■ Task material
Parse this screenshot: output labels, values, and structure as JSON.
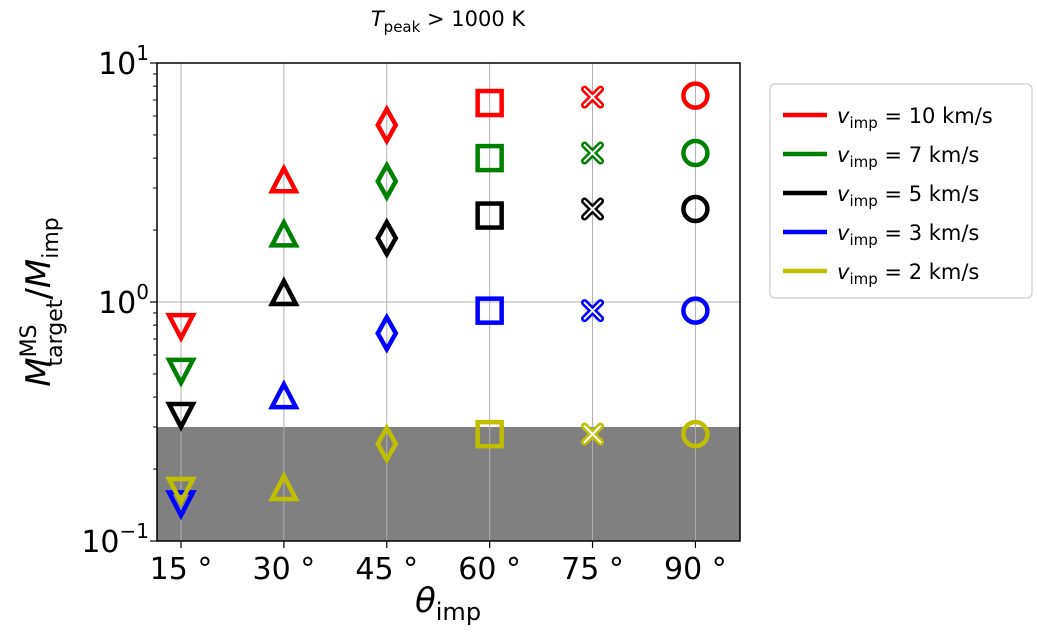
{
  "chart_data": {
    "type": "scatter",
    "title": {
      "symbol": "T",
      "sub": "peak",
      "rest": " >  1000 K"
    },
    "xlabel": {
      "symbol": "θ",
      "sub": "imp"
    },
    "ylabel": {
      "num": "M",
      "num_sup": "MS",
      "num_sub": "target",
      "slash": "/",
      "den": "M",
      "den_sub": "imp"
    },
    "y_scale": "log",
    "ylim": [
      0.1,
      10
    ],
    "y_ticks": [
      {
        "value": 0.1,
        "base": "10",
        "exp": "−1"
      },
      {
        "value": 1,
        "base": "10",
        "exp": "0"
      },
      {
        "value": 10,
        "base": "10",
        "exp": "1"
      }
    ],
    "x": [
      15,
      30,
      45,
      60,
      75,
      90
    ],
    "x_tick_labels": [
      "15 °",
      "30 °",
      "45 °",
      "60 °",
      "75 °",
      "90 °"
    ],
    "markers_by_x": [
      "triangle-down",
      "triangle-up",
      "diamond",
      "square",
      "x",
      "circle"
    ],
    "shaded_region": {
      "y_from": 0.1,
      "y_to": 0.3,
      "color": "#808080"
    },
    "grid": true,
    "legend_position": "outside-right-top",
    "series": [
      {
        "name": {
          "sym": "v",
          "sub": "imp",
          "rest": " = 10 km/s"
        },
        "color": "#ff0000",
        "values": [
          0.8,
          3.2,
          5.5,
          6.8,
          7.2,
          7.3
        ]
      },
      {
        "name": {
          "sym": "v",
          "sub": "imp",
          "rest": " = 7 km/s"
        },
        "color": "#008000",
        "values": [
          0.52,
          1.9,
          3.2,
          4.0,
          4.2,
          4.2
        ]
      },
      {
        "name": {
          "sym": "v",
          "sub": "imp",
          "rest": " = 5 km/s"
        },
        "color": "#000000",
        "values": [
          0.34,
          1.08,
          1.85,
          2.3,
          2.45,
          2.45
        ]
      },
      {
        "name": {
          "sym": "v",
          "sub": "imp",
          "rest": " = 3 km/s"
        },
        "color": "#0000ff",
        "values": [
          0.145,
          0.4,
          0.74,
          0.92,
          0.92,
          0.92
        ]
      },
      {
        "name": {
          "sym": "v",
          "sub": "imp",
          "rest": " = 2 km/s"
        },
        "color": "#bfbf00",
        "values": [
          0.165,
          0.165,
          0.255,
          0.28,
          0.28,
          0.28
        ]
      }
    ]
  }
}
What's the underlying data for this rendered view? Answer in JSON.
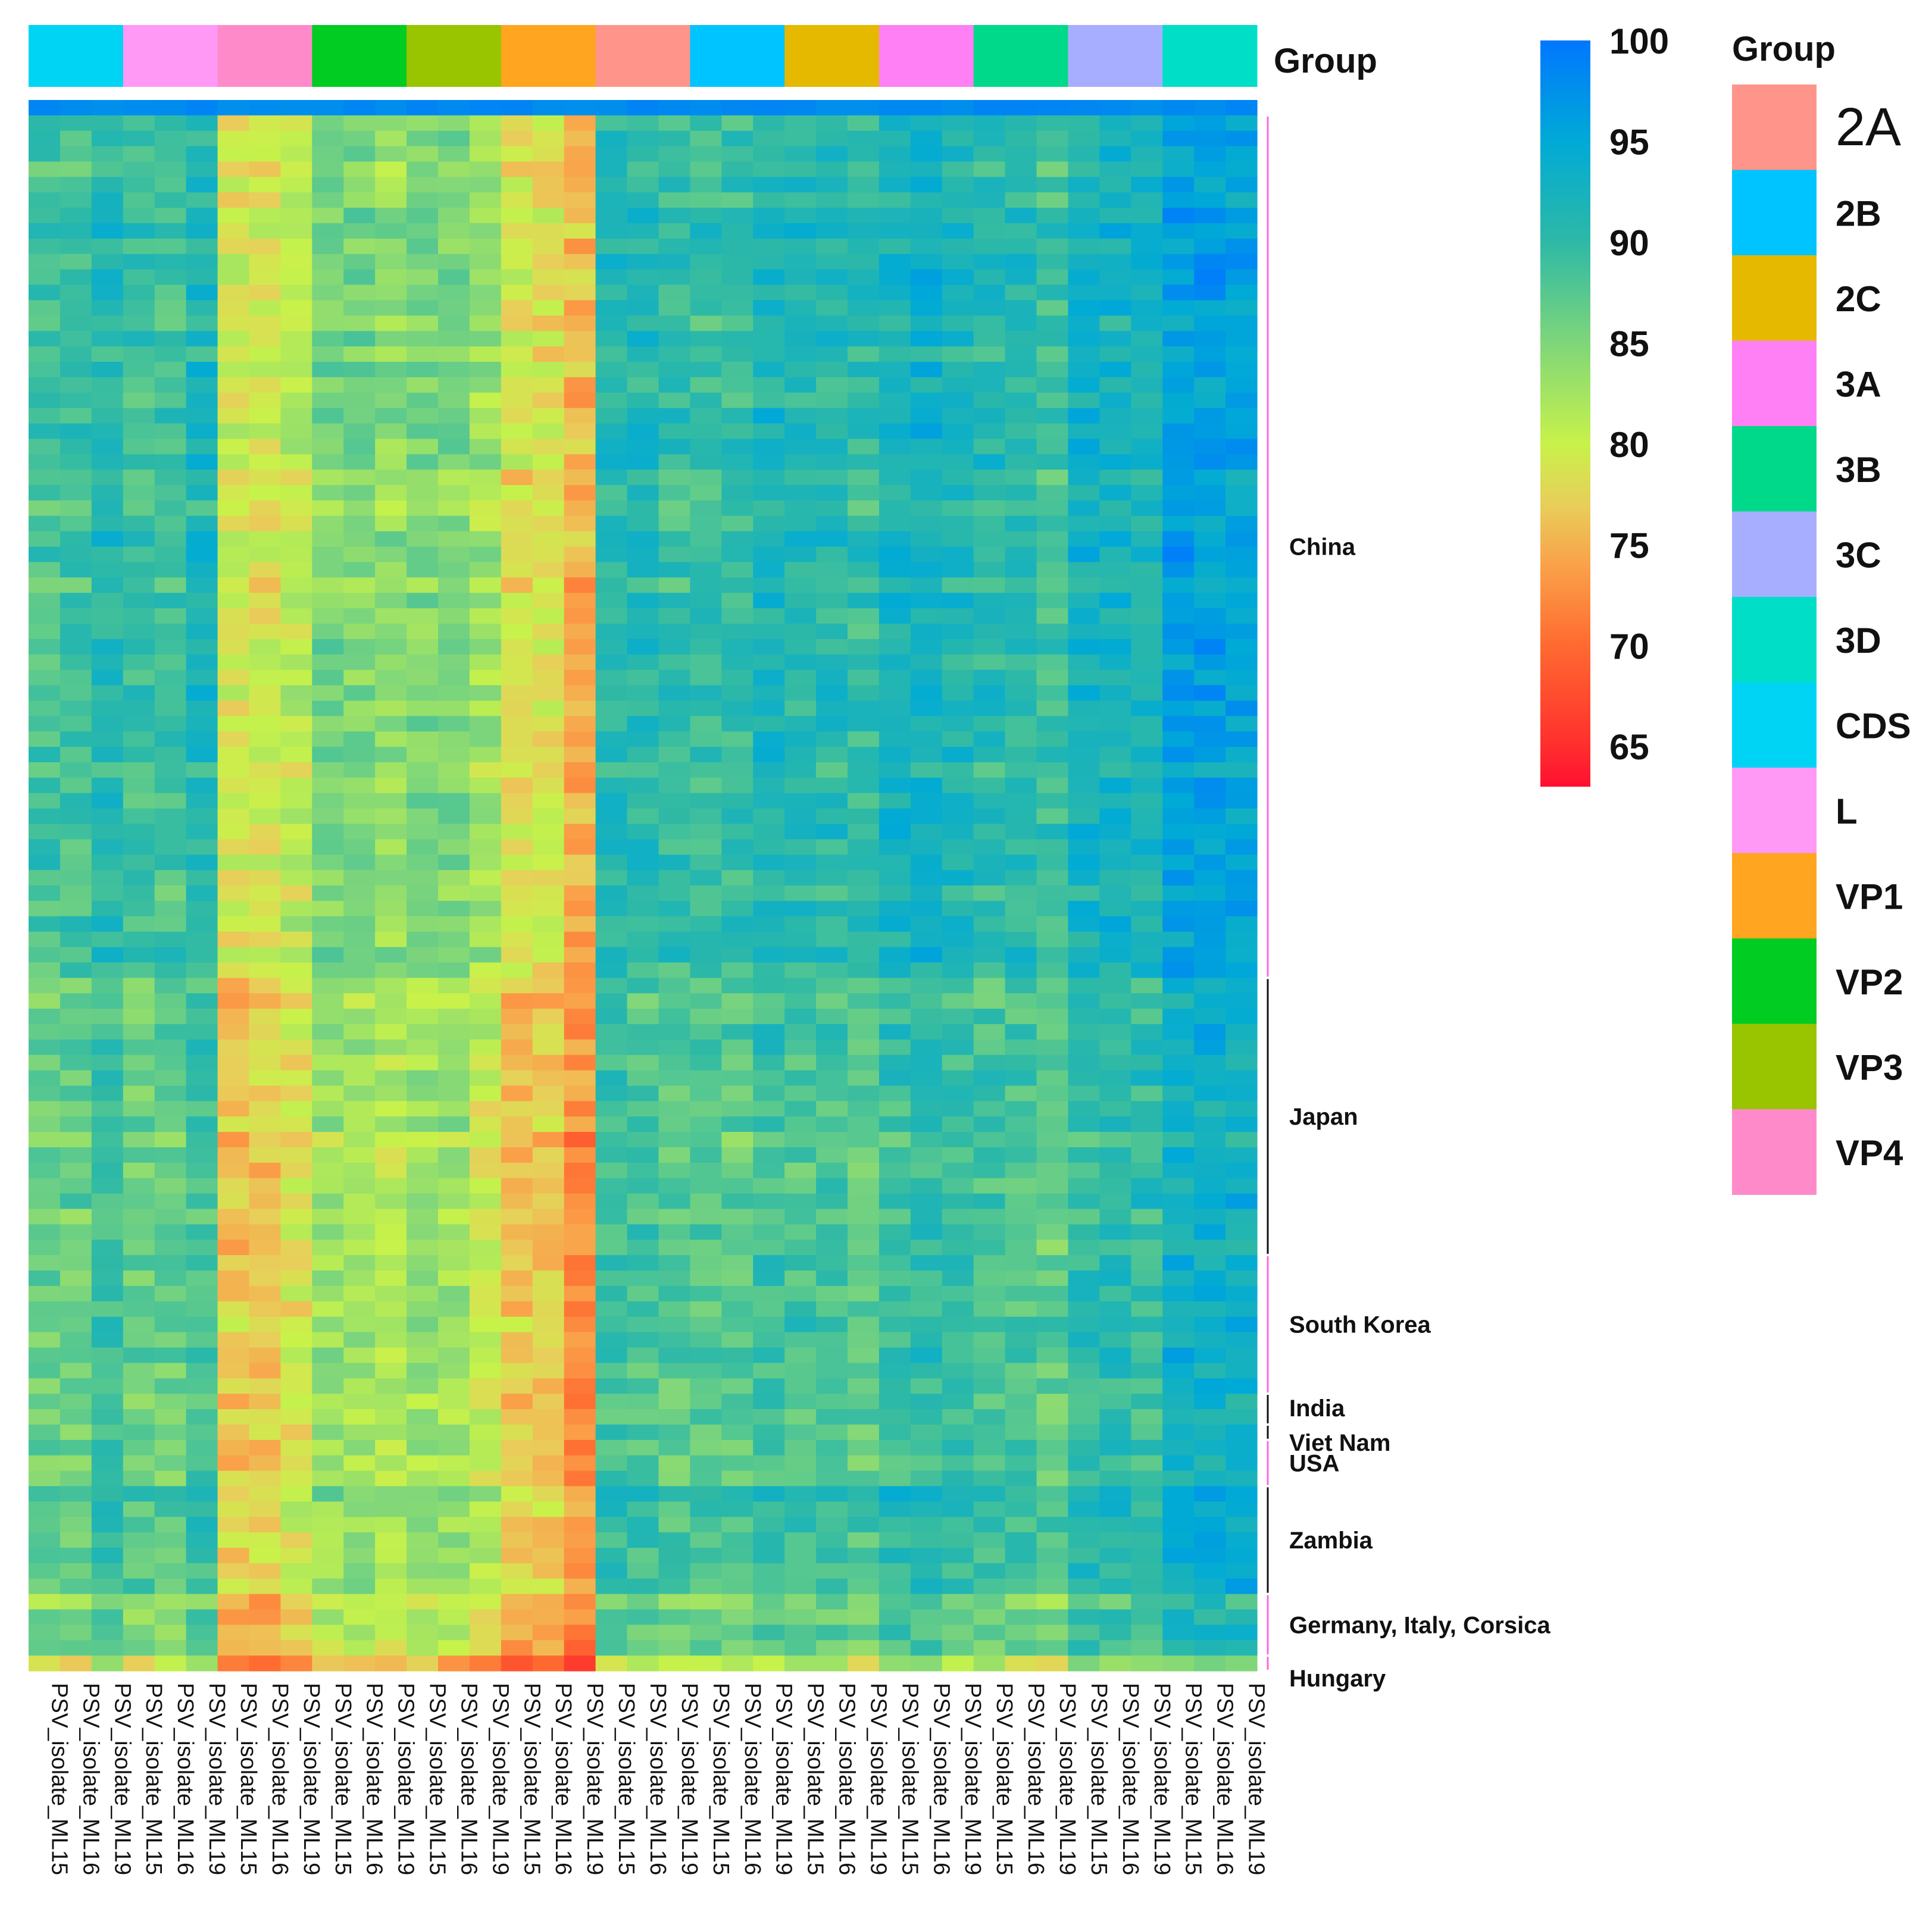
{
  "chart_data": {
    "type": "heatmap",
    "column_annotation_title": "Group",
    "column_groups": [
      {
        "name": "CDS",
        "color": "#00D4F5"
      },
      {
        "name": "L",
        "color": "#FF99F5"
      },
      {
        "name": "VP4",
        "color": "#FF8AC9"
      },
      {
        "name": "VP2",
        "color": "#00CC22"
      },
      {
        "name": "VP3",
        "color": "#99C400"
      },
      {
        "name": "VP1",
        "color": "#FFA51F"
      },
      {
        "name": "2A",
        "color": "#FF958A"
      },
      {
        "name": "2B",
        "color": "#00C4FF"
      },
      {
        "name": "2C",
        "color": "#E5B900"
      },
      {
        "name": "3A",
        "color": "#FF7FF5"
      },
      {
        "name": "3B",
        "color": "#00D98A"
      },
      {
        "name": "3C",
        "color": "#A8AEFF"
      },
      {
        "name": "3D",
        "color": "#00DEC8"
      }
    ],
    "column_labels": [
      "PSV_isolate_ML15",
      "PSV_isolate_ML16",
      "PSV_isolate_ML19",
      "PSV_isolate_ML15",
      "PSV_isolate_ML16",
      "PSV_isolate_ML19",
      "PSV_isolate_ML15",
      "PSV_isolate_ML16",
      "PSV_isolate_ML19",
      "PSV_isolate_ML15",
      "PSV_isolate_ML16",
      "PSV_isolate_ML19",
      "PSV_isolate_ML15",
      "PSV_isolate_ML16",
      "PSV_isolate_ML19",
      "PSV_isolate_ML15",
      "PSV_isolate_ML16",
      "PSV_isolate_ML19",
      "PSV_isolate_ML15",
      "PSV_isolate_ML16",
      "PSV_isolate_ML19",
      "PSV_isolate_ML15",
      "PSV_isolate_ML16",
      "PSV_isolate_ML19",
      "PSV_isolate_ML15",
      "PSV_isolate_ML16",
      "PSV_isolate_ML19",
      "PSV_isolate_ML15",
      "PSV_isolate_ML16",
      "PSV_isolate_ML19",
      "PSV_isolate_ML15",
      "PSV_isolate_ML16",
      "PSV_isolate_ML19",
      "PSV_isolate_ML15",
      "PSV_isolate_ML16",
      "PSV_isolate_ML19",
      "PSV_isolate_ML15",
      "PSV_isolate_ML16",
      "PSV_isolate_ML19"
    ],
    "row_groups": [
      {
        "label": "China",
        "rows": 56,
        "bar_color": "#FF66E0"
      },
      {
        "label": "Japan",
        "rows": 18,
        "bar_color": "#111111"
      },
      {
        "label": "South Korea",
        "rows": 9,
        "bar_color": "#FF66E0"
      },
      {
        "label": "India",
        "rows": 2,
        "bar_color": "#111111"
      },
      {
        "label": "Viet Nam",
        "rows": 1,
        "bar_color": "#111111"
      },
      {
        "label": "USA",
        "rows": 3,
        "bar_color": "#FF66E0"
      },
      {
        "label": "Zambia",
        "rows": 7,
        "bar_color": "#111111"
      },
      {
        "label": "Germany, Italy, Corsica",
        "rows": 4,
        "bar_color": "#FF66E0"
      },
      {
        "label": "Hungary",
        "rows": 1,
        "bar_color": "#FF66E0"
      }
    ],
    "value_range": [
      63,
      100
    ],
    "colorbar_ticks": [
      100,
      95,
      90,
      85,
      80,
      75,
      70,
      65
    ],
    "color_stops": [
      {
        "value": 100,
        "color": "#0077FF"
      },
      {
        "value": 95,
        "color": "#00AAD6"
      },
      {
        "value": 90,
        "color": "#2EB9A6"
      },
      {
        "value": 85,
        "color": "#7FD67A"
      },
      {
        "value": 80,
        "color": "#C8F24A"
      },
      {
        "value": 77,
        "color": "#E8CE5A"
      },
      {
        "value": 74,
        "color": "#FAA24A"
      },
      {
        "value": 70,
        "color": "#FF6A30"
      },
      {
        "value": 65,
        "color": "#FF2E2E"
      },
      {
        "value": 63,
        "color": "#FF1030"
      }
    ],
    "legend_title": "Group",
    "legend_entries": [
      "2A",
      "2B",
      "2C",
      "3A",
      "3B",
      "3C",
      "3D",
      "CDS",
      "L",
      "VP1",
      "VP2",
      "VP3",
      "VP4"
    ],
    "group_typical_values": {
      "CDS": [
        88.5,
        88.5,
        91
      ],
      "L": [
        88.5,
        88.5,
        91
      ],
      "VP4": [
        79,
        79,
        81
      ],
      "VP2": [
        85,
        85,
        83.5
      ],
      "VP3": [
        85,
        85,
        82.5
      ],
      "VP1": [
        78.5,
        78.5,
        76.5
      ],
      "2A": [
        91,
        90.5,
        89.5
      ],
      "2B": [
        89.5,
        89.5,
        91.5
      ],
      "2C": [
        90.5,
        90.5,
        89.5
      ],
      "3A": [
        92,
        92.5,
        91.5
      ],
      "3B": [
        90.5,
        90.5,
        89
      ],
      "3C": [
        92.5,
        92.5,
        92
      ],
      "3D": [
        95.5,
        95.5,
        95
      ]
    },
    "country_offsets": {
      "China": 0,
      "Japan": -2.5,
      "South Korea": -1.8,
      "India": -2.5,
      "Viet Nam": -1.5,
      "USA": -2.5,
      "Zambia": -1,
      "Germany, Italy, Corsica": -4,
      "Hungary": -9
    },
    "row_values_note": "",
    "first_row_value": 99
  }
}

■ To do
Search the lines above for the string "Corsica" and copy each line that has it.

■ Answer to this task
        "label": "Germany, Italy, Corsica",
      "Germany, Italy, Corsica": -4,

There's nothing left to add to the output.